But complaints do not constitute a policy. What Clinton did not supply was any approach or action that would change things—change Russia’s policy, change U.S. policy toward Russia, or change the facts on the ground in Syria. The administration’s diplomatic efforts, which put Kofi Annan at the fore, have failed, but they have not been replaced by anything effective.

The same is true on Iran policy, where the P5+1 negotiations with Iran have failed to produce progress but the administration has nothing new to say. When the talks get nowhere, the administration calls for more talks—sometimes technical talks, sometimes talks led by the EU, sometimes full-scale P5+1 negotiations. But this approach is manifestly not changing Iran’s conduct: the centrifuges keep spinning, the missile tests continue, and we must assume that warhead design is also going forward.

This same pattern is visible on the Israeli-Palestinian front, where administration policy has also failed and been replaced by nothing at all. George Mitchell left the scene in 2010, Dennis Ross resigned last year, the notion that a “settlement freeze” by Israel was the magic formula has been discredited, and there are no negotiations in sight. So what is U.S. policy? Have we advanced beyond Secretary of Defense Panetta’s urgings last December “just get to the damn table,” as if anything positive would happen at that mythical table?

■ ■ ■ ■ ■

§ **Brief**
In the passage on U.S. foreign policy, who was put at the fore of the administration's diplomatic efforts on Syria?

Dataset excerpt:

■ ■ ■ ■ ■

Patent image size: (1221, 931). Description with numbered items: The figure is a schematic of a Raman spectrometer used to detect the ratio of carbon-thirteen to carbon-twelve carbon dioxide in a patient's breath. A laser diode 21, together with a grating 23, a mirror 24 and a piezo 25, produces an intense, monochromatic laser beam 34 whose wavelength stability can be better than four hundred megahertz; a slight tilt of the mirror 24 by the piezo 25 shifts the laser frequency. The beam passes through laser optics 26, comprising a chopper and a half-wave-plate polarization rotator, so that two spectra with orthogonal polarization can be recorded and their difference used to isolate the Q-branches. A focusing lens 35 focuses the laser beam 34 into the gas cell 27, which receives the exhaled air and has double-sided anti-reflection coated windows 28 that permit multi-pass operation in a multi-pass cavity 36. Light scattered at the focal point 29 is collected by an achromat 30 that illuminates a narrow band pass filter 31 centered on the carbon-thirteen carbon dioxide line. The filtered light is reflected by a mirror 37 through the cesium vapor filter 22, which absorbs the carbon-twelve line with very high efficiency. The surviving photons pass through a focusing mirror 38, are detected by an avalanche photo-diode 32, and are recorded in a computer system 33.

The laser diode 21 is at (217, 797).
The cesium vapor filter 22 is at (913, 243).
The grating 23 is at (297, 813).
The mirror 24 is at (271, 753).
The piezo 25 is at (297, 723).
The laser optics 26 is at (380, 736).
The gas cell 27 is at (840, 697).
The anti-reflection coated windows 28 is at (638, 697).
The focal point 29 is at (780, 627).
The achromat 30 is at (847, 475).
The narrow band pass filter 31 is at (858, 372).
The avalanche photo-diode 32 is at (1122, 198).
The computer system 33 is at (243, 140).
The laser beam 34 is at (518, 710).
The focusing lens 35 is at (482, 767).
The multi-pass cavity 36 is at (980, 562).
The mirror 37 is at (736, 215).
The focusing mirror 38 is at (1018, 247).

■ ■ ■ ■ ■

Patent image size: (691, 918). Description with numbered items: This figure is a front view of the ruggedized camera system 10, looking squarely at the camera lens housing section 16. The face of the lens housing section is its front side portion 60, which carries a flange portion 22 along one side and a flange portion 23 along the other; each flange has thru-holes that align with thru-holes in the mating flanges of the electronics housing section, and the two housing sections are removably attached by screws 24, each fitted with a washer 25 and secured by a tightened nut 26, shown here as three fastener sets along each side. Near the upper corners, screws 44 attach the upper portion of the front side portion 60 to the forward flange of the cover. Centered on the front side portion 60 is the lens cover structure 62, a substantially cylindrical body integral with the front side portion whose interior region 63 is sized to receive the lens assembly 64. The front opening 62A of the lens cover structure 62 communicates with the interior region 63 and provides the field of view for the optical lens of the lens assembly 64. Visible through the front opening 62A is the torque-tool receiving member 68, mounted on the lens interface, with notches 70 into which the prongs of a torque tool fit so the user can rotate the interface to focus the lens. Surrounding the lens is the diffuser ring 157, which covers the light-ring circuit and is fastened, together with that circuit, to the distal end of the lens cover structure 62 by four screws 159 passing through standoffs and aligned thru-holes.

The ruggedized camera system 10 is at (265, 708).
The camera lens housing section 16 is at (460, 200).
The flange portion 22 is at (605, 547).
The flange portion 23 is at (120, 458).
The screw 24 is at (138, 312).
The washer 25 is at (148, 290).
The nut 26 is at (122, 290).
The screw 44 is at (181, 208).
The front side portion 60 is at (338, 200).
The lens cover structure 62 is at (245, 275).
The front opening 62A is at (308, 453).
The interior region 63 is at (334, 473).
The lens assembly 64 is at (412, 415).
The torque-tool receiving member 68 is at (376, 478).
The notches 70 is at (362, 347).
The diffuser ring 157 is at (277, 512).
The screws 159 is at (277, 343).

■ ■ ■ ■ ■

§ **Answer to this problem**
Kofi Annan.